### [WORK TO COMPLETE]
Scan the data below. Pull out each line where "Einstein" occurs.

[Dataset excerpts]
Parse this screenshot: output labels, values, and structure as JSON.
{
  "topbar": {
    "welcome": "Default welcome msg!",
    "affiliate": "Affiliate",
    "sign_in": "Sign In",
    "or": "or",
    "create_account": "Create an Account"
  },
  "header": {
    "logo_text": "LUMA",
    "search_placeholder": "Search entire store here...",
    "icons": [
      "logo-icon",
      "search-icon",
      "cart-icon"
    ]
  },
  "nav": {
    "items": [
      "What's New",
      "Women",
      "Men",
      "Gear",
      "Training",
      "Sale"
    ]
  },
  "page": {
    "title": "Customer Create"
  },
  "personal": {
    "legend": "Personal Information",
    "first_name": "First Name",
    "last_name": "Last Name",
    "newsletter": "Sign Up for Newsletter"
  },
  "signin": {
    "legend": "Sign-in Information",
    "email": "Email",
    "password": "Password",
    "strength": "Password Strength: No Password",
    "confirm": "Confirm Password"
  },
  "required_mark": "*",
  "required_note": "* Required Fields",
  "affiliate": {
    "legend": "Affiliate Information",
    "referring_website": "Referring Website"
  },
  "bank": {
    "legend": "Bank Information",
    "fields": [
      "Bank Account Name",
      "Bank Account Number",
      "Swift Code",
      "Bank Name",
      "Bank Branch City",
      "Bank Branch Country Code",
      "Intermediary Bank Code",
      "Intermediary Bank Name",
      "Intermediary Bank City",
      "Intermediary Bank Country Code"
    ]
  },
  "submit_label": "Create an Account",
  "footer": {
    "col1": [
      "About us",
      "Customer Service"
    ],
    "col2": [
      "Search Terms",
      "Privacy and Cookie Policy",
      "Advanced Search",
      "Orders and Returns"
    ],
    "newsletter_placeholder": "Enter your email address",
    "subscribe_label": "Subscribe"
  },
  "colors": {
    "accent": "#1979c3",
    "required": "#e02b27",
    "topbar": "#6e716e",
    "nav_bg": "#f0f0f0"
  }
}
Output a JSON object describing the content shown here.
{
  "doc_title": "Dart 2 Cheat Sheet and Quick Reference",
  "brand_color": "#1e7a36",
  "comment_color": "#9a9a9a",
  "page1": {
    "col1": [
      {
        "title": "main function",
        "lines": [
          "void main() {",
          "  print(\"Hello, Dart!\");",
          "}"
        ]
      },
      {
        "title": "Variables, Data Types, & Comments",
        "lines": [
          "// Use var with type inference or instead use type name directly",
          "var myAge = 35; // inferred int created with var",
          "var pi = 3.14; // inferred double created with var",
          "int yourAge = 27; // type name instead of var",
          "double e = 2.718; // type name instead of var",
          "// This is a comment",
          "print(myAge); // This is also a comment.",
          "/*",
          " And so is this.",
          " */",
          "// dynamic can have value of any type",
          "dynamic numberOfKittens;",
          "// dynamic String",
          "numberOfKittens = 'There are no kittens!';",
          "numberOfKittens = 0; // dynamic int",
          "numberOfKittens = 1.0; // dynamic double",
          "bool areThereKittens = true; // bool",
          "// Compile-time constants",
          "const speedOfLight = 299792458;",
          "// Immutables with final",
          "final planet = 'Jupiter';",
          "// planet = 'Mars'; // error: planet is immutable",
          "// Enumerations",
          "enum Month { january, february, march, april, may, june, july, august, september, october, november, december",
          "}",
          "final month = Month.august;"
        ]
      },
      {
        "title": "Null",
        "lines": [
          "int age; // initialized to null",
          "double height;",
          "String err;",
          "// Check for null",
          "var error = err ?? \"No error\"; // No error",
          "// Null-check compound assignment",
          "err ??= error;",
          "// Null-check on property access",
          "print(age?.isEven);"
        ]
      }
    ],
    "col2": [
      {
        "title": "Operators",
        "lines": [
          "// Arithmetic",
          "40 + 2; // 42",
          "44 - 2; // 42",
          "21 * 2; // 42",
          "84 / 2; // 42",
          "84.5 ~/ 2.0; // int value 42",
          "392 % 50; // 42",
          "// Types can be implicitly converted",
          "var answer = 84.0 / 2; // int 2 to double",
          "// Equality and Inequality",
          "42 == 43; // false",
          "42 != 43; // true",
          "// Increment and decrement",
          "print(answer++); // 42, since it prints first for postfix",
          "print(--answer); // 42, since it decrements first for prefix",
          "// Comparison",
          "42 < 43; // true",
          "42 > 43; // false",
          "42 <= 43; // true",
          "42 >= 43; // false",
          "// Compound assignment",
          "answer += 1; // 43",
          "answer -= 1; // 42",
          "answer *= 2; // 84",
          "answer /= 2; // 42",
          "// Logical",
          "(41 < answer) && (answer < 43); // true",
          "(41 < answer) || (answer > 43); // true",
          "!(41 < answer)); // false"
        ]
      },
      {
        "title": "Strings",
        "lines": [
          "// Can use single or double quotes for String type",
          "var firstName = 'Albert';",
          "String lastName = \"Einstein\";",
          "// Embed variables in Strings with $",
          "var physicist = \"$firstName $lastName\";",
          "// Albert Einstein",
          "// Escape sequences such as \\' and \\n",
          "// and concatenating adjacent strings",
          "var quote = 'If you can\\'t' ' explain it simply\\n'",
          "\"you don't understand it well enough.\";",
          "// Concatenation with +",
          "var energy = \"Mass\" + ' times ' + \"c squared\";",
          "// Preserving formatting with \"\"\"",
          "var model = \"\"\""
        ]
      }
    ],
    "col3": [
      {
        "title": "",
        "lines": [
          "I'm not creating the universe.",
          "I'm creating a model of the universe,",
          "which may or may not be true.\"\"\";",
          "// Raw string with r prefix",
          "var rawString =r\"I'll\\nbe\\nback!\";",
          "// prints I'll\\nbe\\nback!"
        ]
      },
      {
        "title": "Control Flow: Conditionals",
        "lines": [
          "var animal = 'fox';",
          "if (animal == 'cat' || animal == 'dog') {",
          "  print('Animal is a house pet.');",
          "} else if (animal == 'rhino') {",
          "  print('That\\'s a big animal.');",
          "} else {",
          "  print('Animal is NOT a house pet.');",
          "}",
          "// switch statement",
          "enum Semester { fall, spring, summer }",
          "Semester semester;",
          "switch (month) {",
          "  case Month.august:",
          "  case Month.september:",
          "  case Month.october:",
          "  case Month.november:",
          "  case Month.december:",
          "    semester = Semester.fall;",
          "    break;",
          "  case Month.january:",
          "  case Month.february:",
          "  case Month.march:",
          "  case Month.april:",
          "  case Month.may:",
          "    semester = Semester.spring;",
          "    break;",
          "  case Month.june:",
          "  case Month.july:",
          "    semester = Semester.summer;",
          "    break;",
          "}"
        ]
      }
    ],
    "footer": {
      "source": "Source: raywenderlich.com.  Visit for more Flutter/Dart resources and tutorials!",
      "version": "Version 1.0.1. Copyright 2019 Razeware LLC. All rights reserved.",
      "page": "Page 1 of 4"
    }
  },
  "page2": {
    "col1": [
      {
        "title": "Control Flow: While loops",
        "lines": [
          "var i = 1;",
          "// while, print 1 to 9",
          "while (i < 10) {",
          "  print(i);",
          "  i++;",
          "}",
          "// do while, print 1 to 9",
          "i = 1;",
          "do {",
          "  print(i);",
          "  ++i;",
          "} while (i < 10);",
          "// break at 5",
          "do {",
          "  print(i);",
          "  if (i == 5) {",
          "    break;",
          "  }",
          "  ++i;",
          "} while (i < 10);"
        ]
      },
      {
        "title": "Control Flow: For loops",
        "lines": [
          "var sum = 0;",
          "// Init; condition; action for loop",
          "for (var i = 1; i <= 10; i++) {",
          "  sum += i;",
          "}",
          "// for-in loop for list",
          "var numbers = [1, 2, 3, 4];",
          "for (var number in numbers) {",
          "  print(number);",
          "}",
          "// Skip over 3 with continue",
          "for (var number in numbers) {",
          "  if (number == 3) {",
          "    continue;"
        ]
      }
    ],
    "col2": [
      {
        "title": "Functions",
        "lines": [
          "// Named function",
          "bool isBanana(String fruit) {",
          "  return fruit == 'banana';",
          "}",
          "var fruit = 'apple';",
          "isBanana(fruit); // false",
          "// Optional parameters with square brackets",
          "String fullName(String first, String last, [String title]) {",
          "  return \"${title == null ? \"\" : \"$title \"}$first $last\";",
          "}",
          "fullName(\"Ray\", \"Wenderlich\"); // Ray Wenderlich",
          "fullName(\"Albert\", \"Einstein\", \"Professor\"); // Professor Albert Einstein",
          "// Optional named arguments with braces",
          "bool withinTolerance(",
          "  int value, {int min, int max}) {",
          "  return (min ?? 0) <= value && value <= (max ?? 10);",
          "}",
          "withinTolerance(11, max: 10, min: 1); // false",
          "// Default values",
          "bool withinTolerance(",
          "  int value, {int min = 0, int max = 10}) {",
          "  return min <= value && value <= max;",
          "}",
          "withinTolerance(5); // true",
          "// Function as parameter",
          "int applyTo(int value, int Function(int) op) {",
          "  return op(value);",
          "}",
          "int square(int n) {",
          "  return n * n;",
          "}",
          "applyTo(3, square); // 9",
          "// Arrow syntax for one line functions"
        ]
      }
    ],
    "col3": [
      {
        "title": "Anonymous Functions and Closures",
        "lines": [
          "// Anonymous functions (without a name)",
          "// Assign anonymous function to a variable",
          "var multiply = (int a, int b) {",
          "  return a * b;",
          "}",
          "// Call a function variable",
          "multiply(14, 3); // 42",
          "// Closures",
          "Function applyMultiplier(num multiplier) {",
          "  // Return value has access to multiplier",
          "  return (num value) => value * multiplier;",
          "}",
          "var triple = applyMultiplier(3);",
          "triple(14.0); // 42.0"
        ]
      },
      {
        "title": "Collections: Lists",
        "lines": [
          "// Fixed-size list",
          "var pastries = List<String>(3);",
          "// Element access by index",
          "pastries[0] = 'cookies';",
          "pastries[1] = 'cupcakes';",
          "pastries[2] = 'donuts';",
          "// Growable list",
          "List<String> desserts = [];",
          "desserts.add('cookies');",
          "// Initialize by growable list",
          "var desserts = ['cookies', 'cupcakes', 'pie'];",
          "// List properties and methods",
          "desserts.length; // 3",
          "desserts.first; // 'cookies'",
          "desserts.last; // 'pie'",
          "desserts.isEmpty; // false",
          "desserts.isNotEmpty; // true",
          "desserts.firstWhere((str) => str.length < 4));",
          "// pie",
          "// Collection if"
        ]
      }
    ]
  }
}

### [ANSWER]
          "String lastName = \"Einstein\";",
          "// Albert Einstein",
          "fullName(\"Albert\", \"Einstein\", \"Professor\"); // Professor Albert Einstein",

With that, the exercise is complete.